SHORT TASK:
Every entry must be duplicated precisely as written.

MATERIAL FOR THIS EXERCISE:
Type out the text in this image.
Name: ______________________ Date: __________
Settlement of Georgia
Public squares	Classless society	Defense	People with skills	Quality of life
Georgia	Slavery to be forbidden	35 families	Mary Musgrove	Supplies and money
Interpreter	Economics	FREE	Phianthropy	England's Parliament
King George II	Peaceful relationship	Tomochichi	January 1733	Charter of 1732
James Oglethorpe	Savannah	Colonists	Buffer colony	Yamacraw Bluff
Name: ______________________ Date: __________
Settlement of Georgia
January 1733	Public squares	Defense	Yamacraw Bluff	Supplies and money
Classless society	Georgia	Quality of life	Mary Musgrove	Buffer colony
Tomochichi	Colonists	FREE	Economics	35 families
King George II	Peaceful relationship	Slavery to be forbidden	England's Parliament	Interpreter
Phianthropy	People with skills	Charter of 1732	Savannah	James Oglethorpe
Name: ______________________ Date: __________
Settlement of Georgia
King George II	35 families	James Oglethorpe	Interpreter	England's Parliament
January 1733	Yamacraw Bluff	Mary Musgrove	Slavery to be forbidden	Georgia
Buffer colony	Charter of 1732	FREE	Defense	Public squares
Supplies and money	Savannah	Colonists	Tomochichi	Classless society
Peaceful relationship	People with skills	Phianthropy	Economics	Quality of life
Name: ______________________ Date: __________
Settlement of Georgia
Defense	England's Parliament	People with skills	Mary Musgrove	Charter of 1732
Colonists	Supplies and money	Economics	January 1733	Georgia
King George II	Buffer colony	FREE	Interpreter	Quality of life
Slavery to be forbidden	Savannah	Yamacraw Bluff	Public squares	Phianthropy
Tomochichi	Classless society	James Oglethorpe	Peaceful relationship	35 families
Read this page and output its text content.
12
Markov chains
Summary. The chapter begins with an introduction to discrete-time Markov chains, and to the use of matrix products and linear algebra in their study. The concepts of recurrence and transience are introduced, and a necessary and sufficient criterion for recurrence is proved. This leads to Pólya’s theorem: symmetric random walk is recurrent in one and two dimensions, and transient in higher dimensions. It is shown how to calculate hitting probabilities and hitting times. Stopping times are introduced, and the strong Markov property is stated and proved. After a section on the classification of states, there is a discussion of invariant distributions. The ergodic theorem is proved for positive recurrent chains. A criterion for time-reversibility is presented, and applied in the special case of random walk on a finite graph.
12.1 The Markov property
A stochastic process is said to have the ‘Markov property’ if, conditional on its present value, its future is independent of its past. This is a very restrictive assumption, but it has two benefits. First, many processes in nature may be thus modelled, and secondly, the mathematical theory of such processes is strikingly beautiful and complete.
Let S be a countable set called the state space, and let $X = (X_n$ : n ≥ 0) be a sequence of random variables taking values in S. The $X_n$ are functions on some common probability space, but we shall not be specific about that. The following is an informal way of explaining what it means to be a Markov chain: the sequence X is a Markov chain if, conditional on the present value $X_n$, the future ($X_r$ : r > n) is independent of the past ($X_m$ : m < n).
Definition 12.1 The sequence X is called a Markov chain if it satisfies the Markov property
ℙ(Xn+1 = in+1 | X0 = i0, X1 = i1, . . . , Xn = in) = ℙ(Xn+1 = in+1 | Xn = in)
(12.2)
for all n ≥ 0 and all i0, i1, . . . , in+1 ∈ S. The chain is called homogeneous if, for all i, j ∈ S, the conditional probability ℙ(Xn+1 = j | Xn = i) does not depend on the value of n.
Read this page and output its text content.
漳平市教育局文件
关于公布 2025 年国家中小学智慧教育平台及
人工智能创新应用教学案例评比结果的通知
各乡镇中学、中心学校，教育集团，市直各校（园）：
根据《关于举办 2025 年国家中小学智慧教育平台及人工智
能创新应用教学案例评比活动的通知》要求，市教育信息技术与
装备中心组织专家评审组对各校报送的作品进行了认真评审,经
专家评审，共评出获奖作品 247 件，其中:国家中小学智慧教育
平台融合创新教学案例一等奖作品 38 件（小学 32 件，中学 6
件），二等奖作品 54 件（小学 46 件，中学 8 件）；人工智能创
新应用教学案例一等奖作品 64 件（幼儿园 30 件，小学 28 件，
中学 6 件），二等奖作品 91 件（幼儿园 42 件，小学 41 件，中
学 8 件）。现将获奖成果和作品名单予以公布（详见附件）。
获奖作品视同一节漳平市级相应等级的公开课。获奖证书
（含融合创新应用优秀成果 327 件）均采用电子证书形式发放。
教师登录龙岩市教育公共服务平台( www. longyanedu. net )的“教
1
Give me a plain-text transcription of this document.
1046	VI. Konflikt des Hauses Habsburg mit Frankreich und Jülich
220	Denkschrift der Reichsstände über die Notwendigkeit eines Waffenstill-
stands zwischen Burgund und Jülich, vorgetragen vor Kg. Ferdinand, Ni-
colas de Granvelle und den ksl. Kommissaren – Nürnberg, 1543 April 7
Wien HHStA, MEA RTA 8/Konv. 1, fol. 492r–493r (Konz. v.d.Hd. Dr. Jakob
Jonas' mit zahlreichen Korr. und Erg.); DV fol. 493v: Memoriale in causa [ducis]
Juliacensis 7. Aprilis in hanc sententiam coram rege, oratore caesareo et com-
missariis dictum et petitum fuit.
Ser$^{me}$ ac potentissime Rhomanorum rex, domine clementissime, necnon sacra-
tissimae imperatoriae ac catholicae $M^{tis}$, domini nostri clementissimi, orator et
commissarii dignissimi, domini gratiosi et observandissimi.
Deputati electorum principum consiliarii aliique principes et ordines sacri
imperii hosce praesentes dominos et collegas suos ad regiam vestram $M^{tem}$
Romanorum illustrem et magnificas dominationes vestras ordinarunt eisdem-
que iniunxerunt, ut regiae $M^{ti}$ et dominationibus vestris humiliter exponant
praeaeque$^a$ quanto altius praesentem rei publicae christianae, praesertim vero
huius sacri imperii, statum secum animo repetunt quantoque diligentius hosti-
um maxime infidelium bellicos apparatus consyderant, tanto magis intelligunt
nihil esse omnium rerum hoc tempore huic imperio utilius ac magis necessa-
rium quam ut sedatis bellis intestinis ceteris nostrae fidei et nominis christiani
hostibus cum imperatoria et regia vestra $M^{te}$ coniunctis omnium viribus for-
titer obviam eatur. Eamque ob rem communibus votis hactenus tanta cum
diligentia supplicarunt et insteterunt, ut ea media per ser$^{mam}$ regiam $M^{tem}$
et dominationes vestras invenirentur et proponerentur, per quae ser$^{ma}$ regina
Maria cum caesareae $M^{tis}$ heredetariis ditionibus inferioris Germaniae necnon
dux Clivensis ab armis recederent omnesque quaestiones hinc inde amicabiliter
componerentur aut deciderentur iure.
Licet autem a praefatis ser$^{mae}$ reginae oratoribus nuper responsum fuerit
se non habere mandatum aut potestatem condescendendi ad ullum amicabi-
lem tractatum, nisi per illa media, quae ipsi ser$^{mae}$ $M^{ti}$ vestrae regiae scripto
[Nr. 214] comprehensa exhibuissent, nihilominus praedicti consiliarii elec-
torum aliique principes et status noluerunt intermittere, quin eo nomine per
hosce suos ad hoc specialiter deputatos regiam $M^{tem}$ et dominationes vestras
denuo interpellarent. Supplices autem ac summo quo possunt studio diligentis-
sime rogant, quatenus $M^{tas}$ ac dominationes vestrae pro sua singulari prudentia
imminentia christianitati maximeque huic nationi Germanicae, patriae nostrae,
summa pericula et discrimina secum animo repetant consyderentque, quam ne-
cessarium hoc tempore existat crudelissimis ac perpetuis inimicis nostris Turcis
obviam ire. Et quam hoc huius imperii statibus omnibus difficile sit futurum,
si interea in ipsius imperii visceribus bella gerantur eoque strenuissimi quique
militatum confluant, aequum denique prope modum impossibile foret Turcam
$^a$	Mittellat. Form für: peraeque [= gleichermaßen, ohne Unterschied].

COMPLETE OUTPUT:
Type out the text in this image.
Name: ______________________ Date: __________
Settlement of Georgia
Public squares	Classless society	Defense	People with skills	Quality of life
Georgia	Slavery to be forbidden	35 families	Mary Musgrove	Supplies and money
Interpreter	Economics	FREE	Phianthropy	England's Parliament
King George II	Peaceful relationship	Tomochichi	January 1733	Charter of 1732
James Oglethorpe	Savannah	Colonists	Buffer colony	Yamacraw Bluff
Name: ______________________ Date: __________
Settlement of Georgia
January 1733	Public squares	Defense	Yamacraw Bluff	Supplies and money
Classless society	Georgia	Quality of life	Mary Musgrove	Buffer colony
Tomochichi	Colonists	FREE	Economics	35 families
King George II	Peaceful relationship	Slavery to be forbidden	England's Parliament	Interpreter
Phianthropy	People with skills	Charter of 1732	Savannah	James Oglethorpe
Name: ______________________ Date: __________
Settlement of Georgia
King George II	35 families	James Oglethorpe	Interpreter	England's Parliament
January 1733	Yamacraw Bluff	Mary Musgrove	Slavery to be forbidden	Georgia
Buffer colony	Charter of 1732	FREE	Defense	Public squares
Supplies and money	Savannah	Colonists	Tomochichi	Classless society
Peaceful relationship	People with skills	Phianthropy	Economics	Quality of life
Name: ______________________ Date: __________
Settlement of Georgia
Defense	England's Parliament	People with skills	Mary Musgrove	Charter of 1732
Colonists	Supplies and money	Economics	January 1733	Georgia
King George II	Buffer colony	FREE	Interpreter	Quality of life
Slavery to be forbidden	Savannah	Yamacraw Bluff	Public squares	Phianthropy
Tomochichi	Classless society	James Oglethorpe	Peaceful relationship	35 families
Read this page and output its text content.
12
Markov chains
Summary. The chapter begins with an introduction to discrete-time Markov chains, and to the use of matrix products and linear algebra in their study. The concepts of recurrence and transience are introduced, and a necessary and sufficient criterion for recurrence is proved. This leads to Pólya’s theorem: symmetric random walk is recurrent in one and two dimensions, and transient in higher dimensions. It is shown how to calculate hitting probabilities and hitting times. Stopping times are introduced, and the strong Markov property is stated and proved. After a section on the classification of states, there is a discussion of invariant distributions. The ergodic theorem is proved for positive recurrent chains. A criterion for time-reversibility is presented, and applied in the special case of random walk on a finite graph.
12.1 The Markov property
A stochastic process is said to have the ‘Markov property’ if, conditional on its present value, its future is independent of its past. This is a very restrictive assumption, but it has two benefits. First, many processes in nature may be thus modelled, and secondly, the mathematical theory of such processes is strikingly beautiful and complete.
Let S be a countable set called the state space, and let $X = (X_n$ : n ≥ 0) be a sequence of random variables taking values in S. The $X_n$ are functions on some common probability space, but we shall not be specific about that. The following is an informal way of explaining what it means to be a Markov chain: the sequence X is a Markov chain if, conditional on the present value $X_n$, the future ($X_r$ : r > n) is independent of the past ($X_m$ : m < n).
Definition 12.1 The sequence X is called a Markov chain if it satisfies the Markov property
ℙ(Xn+1 = in+1 | X0 = i0, X1 = i1, . . . , Xn = in) = ℙ(Xn+1 = in+1 | Xn = in)
(12.2)
for all n ≥ 0 and all i0, i1, . . . , in+1 ∈ S. The chain is called homogeneous if, for all i, j ∈ S, the conditional probability ℙ(Xn+1 = j | Xn = i) does not depend on the value of n.
Read this page and output its text content.
漳平市教育局文件
关于公布 2025 年国家中小学智慧教育平台及
人工智能创新应用教学案例评比结果的通知
各乡镇中学、中心学校，教育集团，市直各校（园）：
根据《关于举办 2025 年国家中小学智慧教育平台及人工智
能创新应用教学案例评比活动的通知》要求，市教育信息技术与
装备中心组织专家评审组对各校报送的作品进行了认真评审,经
专家评审，共评出获奖作品 247 件，其中:国家中小学智慧教育
平台融合创新教学案例一等奖作品 38 件（小学 32 件，中学 6
件），二等奖作品 54 件（小学 46 件，中学 8 件）；人工智能创
新应用教学案例一等奖作品 64 件（幼儿园 30 件，小学 28 件，
中学 6 件），二等奖作品 91 件（幼儿园 42 件，小学 41 件，中
学 8 件）。现将获奖成果和作品名单予以公布（详见附件）。
获奖作品视同一节漳平市级相应等级的公开课。获奖证书
（含融合创新应用优秀成果 327 件）均采用电子证书形式发放。
教师登录龙岩市教育公共服务平台( www. longyanedu. net )的“教
1
Give me a plain-text transcription of this document.
1046	VI. Konflikt des Hauses Habsburg mit Frankreich und Jülich
220	Denkschrift der Reichsstände über die Notwendigkeit eines Waffenstill-
stands zwischen Burgund und Jülich, vorgetragen vor Kg. Ferdinand, Ni-
colas de Granvelle und den ksl. Kommissaren – Nürnberg, 1543 April 7
Wien HHStA, MEA RTA 8/Konv. 1, fol. 492r–493r (Konz. v.d.Hd. Dr. Jakob
Jonas' mit zahlreichen Korr. und Erg.); DV fol. 493v: Memoriale in causa [ducis]
Juliacensis 7. Aprilis in hanc sententiam coram rege, oratore caesareo et com-
missariis dictum et petitum fuit.
Ser$^{me}$ ac potentissime Rhomanorum rex, domine clementissime, necnon sacra-
tissimae imperatoriae ac catholicae $M^{tis}$, domini nostri clementissimi, orator et
commissarii dignissimi, domini gratiosi et observandissimi.
Deputati electorum principum consiliarii aliique principes et ordines sacri
imperii hosce praesentes dominos et collegas suos ad regiam vestram $M^{tem}$
Romanorum illustrem et magnificas dominationes vestras ordinarunt eisdem-
que iniunxerunt, ut regiae $M^{ti}$ et dominationibus vestris humiliter exponant
praeaeque$^a$ quanto altius praesentem rei publicae christianae, praesertim vero
huius sacri imperii, statum secum animo repetunt quantoque diligentius hosti-
um maxime infidelium bellicos apparatus consyderant, tanto magis intelligunt
nihil esse omnium rerum hoc tempore huic imperio utilius ac magis necessa-
rium quam ut sedatis bellis intestinis ceteris nostrae fidei et nominis christiani
hostibus cum imperatoria et regia vestra $M^{te}$ coniunctis omnium viribus for-
titer obviam eatur. Eamque ob rem communibus votis hactenus tanta cum
diligentia supplicarunt et insteterunt, ut ea media per ser$^{mam}$ regiam $M^{tem}$
et dominationes vestras invenirentur et proponerentur, per quae ser$^{ma}$ regina
Maria cum caesareae $M^{tis}$ heredetariis ditionibus inferioris Germaniae necnon
dux Clivensis ab armis recederent omnesque quaestiones hinc inde amicabiliter
componerentur aut deciderentur iure.
Licet autem a praefatis ser$^{mae}$ reginae oratoribus nuper responsum fuerit
se non habere mandatum aut potestatem condescendendi ad ullum amicabi-
lem tractatum, nisi per illa media, quae ipsi ser$^{mae}$ $M^{ti}$ vestrae regiae scripto
[Nr. 214] comprehensa exhibuissent, nihilominus praedicti consiliarii elec-
torum aliique principes et status noluerunt intermittere, quin eo nomine per
hosce suos ad hoc specialiter deputatos regiam $M^{tem}$ et dominationes vestras
denuo interpellarent. Supplices autem ac summo quo possunt studio diligentis-
sime rogant, quatenus $M^{tas}$ ac dominationes vestrae pro sua singulari prudentia
imminentia christianitati maximeque huic nationi Germanicae, patriae nostrae,
summa pericula et discrimina secum animo repetant consyderentque, quam ne-
cessarium hoc tempore existat crudelissimis ac perpetuis inimicis nostris Turcis
obviam ire. Et quam hoc huius imperii statibus omnibus difficile sit futurum,
si interea in ipsius imperii visceribus bella gerantur eoque strenuissimi quique
militatum confluant, aequum denique prope modum impossibile foret Turcam
$^a$	Mittellat. Form für: peraeque [= gleichermaßen, ohne Unterschied].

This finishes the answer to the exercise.